> [Given instruction]: Return the lines of the records unchanged, beginning at the line that contains "data-label: 18 [382, 402, 403, 417]" and continuing through the final line of the records, both ends included.

> [Stored data]:
- - -

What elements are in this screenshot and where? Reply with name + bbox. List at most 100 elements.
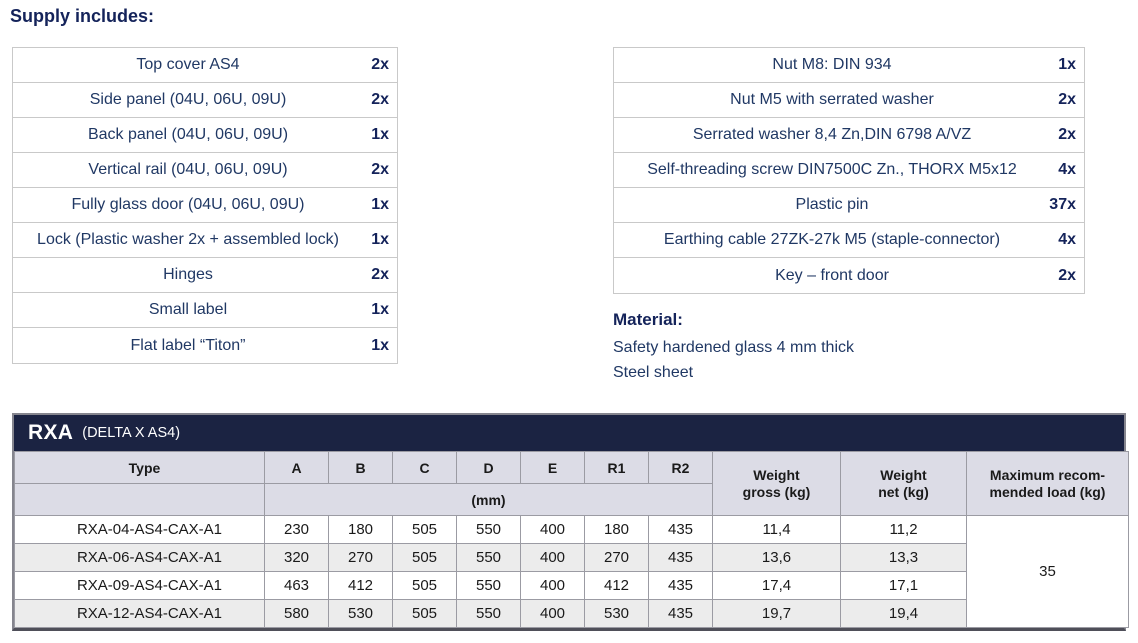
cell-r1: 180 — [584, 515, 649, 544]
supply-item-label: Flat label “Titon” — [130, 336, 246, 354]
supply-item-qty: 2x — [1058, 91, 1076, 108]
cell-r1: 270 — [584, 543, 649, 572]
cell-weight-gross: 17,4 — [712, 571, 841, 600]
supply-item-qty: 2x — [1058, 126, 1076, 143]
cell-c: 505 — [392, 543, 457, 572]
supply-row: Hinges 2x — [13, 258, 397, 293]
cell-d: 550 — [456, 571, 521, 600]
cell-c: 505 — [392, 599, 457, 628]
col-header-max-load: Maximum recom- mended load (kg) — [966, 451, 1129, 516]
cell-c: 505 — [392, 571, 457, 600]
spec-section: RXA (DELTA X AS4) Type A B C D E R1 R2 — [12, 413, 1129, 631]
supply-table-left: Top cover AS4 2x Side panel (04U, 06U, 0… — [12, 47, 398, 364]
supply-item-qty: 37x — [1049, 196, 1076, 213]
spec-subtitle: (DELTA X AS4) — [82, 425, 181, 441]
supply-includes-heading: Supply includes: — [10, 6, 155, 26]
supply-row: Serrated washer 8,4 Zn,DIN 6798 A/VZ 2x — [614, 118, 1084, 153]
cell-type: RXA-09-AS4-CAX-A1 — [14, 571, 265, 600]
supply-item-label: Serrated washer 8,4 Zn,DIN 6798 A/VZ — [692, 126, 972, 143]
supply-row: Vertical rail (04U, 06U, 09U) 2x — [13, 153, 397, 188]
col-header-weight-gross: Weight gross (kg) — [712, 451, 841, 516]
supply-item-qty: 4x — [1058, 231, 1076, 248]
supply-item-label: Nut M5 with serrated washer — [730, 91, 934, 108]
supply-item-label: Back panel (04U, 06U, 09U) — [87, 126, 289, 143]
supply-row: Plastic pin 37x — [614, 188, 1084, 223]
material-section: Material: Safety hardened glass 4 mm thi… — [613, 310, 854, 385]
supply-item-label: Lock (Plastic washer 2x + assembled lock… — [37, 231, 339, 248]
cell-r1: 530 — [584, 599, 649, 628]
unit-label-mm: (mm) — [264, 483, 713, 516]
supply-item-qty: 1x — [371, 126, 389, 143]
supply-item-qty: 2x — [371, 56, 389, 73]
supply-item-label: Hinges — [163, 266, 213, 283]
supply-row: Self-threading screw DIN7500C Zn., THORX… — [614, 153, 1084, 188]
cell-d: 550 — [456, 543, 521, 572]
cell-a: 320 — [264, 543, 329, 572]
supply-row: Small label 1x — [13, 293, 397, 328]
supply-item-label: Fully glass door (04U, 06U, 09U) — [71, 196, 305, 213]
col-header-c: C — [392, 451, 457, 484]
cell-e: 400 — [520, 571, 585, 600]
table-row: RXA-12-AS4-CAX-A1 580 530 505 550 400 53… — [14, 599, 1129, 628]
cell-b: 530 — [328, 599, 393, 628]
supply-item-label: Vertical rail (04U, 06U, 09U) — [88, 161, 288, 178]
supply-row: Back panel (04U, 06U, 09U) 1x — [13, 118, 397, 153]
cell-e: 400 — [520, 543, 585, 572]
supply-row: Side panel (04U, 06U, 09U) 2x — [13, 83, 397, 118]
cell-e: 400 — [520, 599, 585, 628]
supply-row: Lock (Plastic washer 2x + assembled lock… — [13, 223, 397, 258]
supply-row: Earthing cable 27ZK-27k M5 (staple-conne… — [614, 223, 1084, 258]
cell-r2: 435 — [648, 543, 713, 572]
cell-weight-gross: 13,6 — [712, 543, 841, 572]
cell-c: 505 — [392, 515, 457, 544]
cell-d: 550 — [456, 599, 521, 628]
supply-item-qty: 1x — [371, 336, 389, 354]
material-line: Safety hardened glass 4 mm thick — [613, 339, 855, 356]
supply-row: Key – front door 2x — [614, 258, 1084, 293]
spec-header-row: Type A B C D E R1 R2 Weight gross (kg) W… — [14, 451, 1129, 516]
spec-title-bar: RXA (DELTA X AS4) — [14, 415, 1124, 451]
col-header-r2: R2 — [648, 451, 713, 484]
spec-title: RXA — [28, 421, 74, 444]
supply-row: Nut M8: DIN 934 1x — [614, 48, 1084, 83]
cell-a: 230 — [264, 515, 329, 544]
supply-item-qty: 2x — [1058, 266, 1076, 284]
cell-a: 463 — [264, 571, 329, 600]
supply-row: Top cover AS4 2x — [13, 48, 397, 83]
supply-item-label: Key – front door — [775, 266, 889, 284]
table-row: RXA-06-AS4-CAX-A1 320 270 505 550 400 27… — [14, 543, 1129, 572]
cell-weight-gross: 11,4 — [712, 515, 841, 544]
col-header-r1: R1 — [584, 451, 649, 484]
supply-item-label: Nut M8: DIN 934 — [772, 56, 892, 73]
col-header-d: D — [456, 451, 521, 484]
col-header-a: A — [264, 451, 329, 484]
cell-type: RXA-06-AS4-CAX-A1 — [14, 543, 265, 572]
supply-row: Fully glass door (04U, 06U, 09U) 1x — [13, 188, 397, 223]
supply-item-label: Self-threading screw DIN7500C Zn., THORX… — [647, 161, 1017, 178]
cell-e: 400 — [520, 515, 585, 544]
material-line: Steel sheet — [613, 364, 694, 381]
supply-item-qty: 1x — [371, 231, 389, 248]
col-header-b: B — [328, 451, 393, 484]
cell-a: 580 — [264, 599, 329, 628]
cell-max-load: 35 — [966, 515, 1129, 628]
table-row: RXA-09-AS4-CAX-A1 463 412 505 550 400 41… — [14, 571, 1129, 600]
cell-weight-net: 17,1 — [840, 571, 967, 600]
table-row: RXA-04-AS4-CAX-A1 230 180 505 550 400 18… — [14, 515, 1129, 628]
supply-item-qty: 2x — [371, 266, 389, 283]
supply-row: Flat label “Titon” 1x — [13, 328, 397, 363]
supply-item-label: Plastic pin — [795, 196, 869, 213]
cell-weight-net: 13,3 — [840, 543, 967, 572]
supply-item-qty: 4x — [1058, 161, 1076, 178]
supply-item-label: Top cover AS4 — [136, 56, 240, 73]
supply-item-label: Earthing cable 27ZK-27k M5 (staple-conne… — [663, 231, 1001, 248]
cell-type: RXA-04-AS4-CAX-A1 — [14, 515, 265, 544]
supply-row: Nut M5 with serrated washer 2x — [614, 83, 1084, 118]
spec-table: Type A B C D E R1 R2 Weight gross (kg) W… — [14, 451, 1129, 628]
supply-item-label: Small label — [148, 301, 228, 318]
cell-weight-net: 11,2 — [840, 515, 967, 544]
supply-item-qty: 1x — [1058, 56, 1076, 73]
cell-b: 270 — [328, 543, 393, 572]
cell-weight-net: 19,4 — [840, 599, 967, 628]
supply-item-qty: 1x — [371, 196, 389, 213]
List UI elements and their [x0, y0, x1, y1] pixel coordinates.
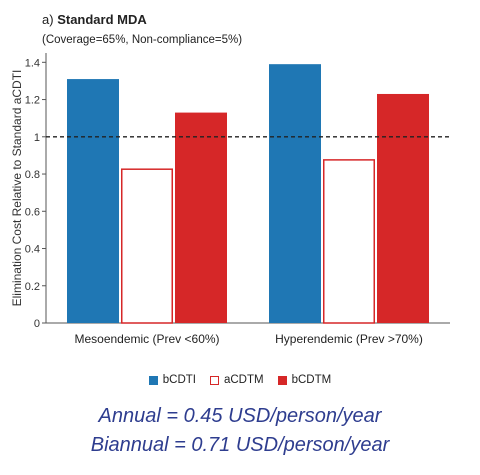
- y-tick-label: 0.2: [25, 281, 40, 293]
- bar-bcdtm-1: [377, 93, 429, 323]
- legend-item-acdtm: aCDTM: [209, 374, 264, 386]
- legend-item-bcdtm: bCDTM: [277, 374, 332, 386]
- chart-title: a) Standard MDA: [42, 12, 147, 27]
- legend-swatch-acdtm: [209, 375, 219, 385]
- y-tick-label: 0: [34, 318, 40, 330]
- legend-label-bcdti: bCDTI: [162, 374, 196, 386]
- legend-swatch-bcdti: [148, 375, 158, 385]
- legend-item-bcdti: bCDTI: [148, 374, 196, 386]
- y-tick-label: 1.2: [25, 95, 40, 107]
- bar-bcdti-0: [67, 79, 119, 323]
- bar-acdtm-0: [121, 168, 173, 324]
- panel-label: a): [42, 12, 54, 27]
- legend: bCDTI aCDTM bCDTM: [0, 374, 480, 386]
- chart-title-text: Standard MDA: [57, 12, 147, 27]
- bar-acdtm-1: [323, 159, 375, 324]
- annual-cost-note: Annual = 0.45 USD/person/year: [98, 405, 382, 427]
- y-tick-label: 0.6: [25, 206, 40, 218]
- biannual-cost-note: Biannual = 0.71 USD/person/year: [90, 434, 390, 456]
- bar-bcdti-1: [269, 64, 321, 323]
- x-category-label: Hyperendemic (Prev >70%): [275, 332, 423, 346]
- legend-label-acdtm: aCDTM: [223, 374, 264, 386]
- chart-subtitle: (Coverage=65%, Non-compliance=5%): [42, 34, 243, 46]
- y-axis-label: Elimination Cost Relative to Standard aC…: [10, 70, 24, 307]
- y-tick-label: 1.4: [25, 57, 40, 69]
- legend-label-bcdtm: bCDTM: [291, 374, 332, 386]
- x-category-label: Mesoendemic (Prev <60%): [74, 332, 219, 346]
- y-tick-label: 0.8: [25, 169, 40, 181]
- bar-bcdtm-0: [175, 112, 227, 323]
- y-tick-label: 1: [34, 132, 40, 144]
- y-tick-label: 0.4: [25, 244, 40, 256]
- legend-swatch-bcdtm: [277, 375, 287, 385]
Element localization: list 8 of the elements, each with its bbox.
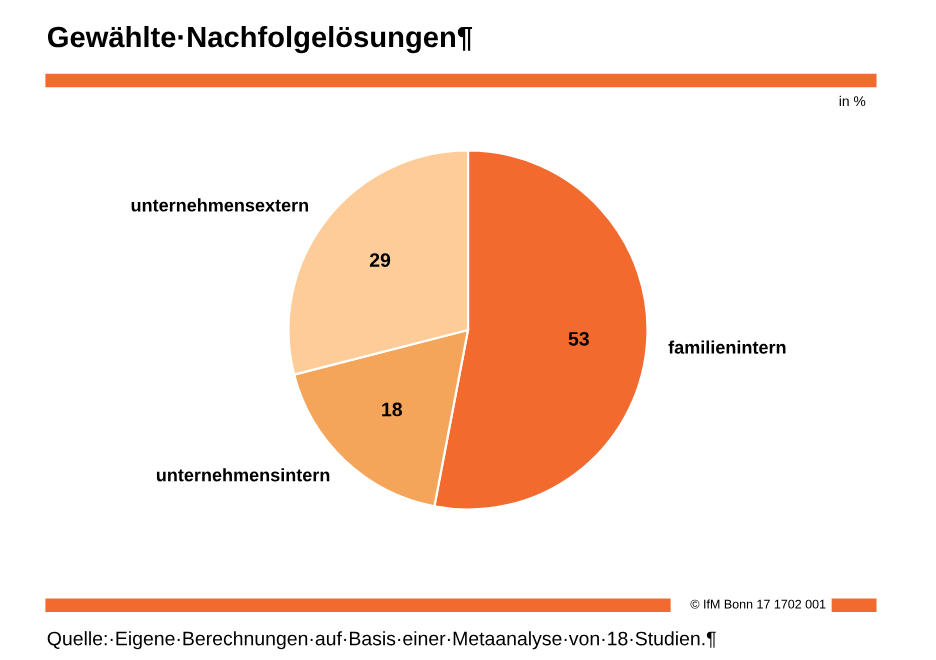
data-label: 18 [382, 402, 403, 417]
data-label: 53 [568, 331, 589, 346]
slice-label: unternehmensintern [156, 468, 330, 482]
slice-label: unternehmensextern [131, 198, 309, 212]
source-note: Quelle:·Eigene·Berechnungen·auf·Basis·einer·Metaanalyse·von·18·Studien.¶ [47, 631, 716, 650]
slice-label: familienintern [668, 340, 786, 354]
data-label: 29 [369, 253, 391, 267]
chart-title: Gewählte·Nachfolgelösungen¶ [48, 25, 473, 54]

- - -

> [The output]:
data-label: 18 [382, 402, 403, 417]
data-label: 53 [568, 331, 589, 346]
slice-label: unternehmensintern [156, 468, 330, 482]
slice-label: unternehmensextern [131, 198, 309, 212]
source-note: Quelle:·Eigene·Berechnungen·auf·Basis·einer·Metaanalyse·von·18·Studien.¶ [47, 631, 716, 650]
slice-label: familienintern [668, 340, 786, 354]
data-label: 29 [369, 253, 391, 267]
chart-title: Gewählte·Nachfolgelösungen¶ [48, 25, 473, 54]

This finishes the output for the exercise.